**WHAT THE TASK REQUIRES**. Copy out every line that contains the word "look".

--*--

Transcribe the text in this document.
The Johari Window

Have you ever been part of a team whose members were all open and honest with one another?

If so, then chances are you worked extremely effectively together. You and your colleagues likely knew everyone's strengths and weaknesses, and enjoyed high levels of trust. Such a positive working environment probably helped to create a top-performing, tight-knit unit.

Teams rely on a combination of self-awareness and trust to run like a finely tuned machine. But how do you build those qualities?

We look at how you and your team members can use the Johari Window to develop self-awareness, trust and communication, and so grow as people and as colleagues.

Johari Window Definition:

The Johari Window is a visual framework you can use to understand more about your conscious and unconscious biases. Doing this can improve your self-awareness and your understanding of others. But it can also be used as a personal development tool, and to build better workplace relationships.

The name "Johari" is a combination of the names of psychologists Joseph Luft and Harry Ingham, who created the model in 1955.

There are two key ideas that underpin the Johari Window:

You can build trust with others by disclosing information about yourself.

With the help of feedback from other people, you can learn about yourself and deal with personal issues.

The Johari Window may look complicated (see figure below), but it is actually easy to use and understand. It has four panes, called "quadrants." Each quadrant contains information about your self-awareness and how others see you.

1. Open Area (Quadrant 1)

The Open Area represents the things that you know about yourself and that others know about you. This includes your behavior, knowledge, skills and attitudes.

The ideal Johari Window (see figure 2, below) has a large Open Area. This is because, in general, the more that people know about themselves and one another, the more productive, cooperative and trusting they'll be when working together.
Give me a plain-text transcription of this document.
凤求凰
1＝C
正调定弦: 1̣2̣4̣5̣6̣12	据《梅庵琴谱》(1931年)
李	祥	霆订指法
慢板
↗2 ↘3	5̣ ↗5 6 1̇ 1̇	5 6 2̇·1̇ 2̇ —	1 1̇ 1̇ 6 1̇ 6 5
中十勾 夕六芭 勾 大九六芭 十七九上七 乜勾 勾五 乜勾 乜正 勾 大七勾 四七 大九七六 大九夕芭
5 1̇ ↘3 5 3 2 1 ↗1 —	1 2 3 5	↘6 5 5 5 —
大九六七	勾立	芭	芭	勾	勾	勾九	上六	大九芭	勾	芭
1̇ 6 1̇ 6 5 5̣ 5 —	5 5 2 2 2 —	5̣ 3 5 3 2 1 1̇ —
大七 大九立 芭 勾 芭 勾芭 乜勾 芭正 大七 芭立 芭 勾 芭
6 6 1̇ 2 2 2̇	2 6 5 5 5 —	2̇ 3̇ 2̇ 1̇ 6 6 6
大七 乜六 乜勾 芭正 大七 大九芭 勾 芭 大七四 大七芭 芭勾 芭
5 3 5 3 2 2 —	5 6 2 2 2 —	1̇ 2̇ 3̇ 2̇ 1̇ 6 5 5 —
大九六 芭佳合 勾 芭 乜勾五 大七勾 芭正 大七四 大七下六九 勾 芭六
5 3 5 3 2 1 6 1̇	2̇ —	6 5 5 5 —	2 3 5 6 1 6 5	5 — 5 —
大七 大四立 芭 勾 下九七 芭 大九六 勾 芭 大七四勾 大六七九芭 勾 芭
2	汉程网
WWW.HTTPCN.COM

--*--

**FULL ANSWER**.
We look at how you and your team members can use the Johari Window to develop self-awareness, trust and communication, and so grow as people and as colleagues.
The Johari Window may look complicated (see figure below), but it is actually easy to use and understand. It has four panes, called "quadrants." Each quadrant contains information about your self-awareness and how others see you.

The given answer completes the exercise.